● **WHAT IS BEING ASKED**
Extract each line of the records below that contains the word "values".

[Data entries for graphics]
▼

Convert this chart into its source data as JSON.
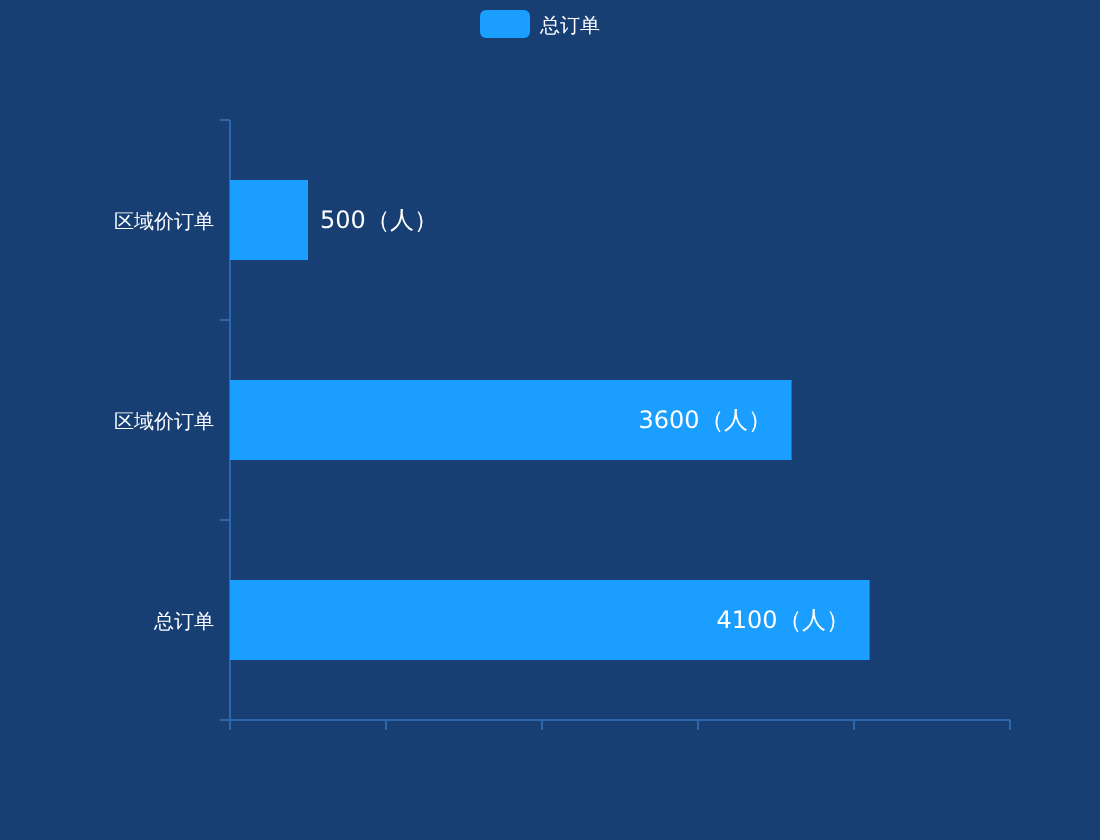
{
  "chart_data": {
    "type": "bar",
    "orientation": "horizontal",
    "categories": [
      "区域价订单",
      "区域价订单",
      "总订单"
    ],
    "series": [
      {
        "name": "总订单",
        "color": "#1a9eff",
        "values": [
          500,
          3600,
          4100
        ],
        "value_labels": [
          "500（人）",
          "3600（人）",
          "4100（人）"
        ]
      }
    ],
    "xlim": [
      0,
      5000
    ],
    "xticks": [
      {
        "value": 0,
        "label": null
      },
      {
        "value": 1000,
        "label": null
      },
      {
        "value": 2000,
        "label": null
      },
      {
        "value": 3000,
        "label": null
      },
      {
        "value": 4000,
        "label": null
      },
      {
        "value": 5000,
        "label": null
      }
    ],
    "tick_labels": "y",
    "legend": "top"
  }
}
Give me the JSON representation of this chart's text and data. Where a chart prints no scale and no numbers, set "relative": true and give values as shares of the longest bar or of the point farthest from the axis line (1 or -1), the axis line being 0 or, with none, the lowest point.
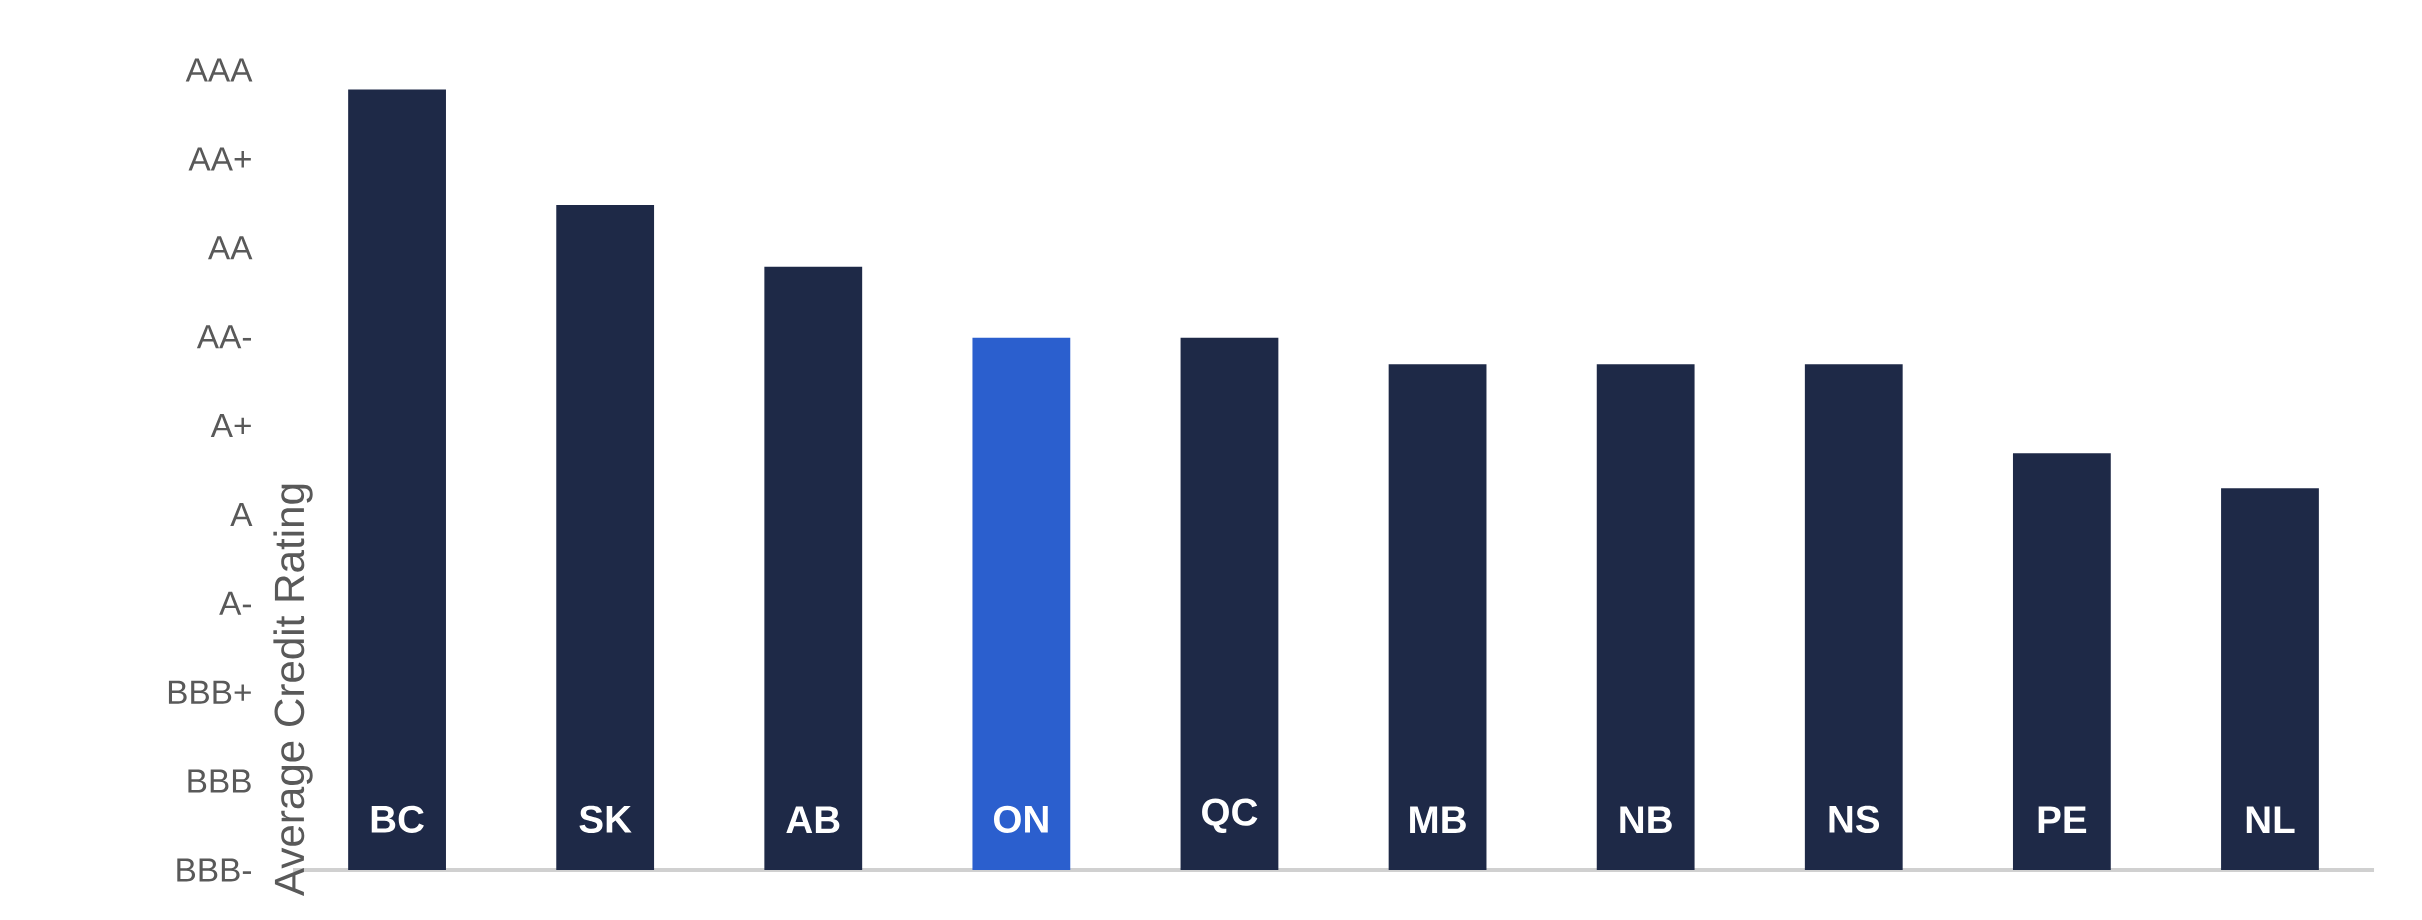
{
  "chart_data": {
    "type": "bar",
    "relative": true,
    "ylabel": "Average Credit Rating",
    "categories": [
      "BC",
      "SK",
      "AB",
      "ON",
      "QC",
      "MB",
      "NB",
      "NS",
      "PE",
      "NL"
    ],
    "values": [
      1,
      0.852,
      0.773,
      0.682,
      0.682,
      0.648,
      0.648,
      0.648,
      0.534,
      0.489
    ],
    "colors": [
      "#1e2947",
      "#1e2947",
      "#1e2947",
      "#2b5fce",
      "#1e2947",
      "#1e2947",
      "#1e2947",
      "#1e2947",
      "#1e2947",
      "#1e2947"
    ],
    "annotations": [
      "AAA",
      "AA+",
      "AA",
      "AA-",
      "A+",
      "A",
      "A-",
      "BBB+",
      "BBB",
      "BBB-"
    ]
  }
}
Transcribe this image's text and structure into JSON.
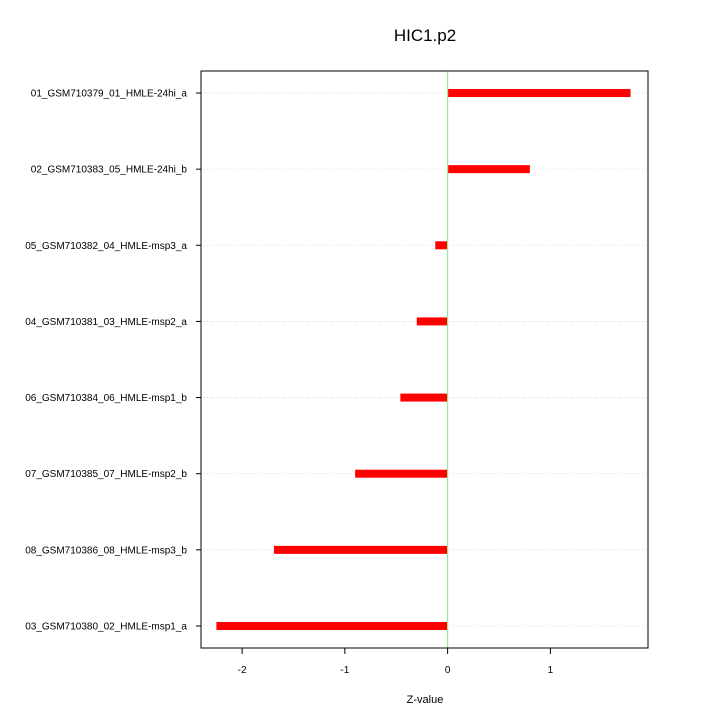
{
  "chart_data": {
    "type": "bar",
    "orientation": "horizontal",
    "title": "HIC1.p2",
    "xlabel": "Z-value",
    "ylabel": "",
    "xlim": [
      -2.4,
      1.95
    ],
    "x_ticks": [
      -2,
      -1,
      0,
      1
    ],
    "x_tick_labels": [
      "-2",
      "-1",
      "0",
      "1"
    ],
    "reference_line": 0,
    "categories": [
      "01_GSM710379_01_HMLE-24hi_a",
      "02_GSM710383_05_HMLE-24hi_b",
      "05_GSM710382_04_HMLE-msp3_a",
      "04_GSM710381_03_HMLE-msp2_a",
      "06_GSM710384_06_HMLE-msp1_b",
      "07_GSM710385_07_HMLE-msp2_b",
      "08_GSM710386_08_HMLE-msp3_b",
      "03_GSM710380_02_HMLE-msp1_a"
    ],
    "values": [
      1.78,
      0.8,
      -0.12,
      -0.3,
      -0.46,
      -0.9,
      -1.69,
      -2.25
    ],
    "grid": "horizontal-dotted",
    "bar_color": "#ff0000",
    "reference_line_color": "#90ee90"
  }
}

▲

● **REPLY TO THE TASK**
        "values": [
Give me the JSON representation of this chart's text and data. Where a chart prints no scale and no numbers, set "relative": true and give values as shares of the longest bar or of the point farthest from the axis line (1 or -1), the axis line being 0 or, with none, the lowest point.
    "values": [
    "values": [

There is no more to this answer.